Request — Format every line of the entries below as a JSON list of strings, one string per line, with blank lines dropped. Leave the pictures out.
# Material to process start
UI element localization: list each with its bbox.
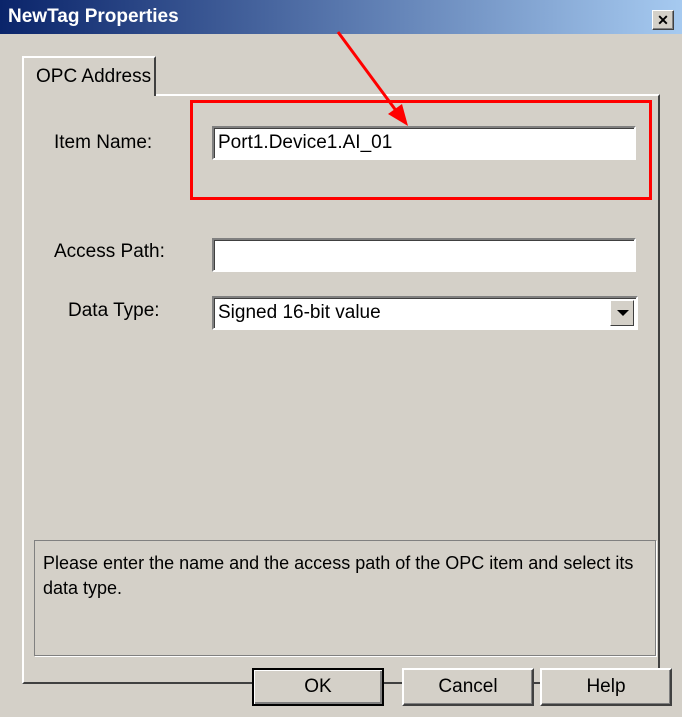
close-button[interactable]: ✕: [652, 10, 674, 30]
window-title: NewTag Properties: [8, 6, 179, 27]
item-name-label: Item Name:: [54, 132, 153, 153]
help-button[interactable]: Help: [540, 668, 672, 706]
tab-opc-address[interactable]: OPC Address: [22, 56, 156, 96]
access-path-input[interactable]: [212, 238, 636, 272]
cancel-button[interactable]: Cancel: [402, 668, 534, 706]
ok-button[interactable]: OK: [252, 668, 384, 706]
highlight-box: [190, 100, 652, 200]
data-type-value: Signed 16-bit value: [218, 302, 381, 323]
help-text-box: Please enter the name and the access pat…: [34, 540, 656, 656]
help-text: Please enter the name and the access pat…: [43, 553, 634, 598]
chevron-down-icon[interactable]: [610, 300, 634, 326]
data-type-select[interactable]: Signed 16-bit value: [212, 296, 638, 330]
tab-label: OPC Address: [36, 66, 152, 87]
data-type-label: Data Type:: [68, 300, 160, 321]
close-icon: ✕: [657, 12, 669, 28]
access-path-label: Access Path:: [54, 241, 165, 262]
title-bar: NewTag Properties ✕: [0, 0, 682, 34]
# Material to process end
Output below —
[
  "UI element localization: list each with its bbox.",
  "close-button[interactable]: ✕: [652, 10, 674, 30]",
  "window-title: NewTag Properties: [8, 6, 179, 27]",
  "item-name-label: Item Name:: [54, 132, 153, 153]",
  "help-button[interactable]: Help: [540, 668, 672, 706]",
  "tab-opc-address[interactable]: OPC Address: [22, 56, 156, 96]",
  "access-path-input[interactable]: [212, 238, 636, 272]",
  "cancel-button[interactable]: Cancel: [402, 668, 534, 706]",
  "ok-button[interactable]: OK: [252, 668, 384, 706]",
  "highlight-box: [190, 100, 652, 200]",
  "data-type-value: Signed 16-bit value: [218, 302, 381, 323]",
  "help-text-box: Please enter the name and the access pat…: [34, 540, 656, 656]",
  "help-text: Please enter the name and the access pat…: [43, 553, 634, 598]",
  "chevron-down-icon[interactable]: [610, 300, 634, 326]",
  "data-type-select[interactable]: Signed 16-bit value: [212, 296, 638, 330]",
  "tab-label: OPC Address: [36, 66, 152, 87]",
  "data-type-label: Data Type:: [68, 300, 160, 321]",
  "close-icon: ✕: [657, 12, 669, 28]",
  "access-path-label: Access Path:: [54, 241, 165, 262]",
  "title-bar: NewTag Properties ✕: [0, 0, 682, 34]"
]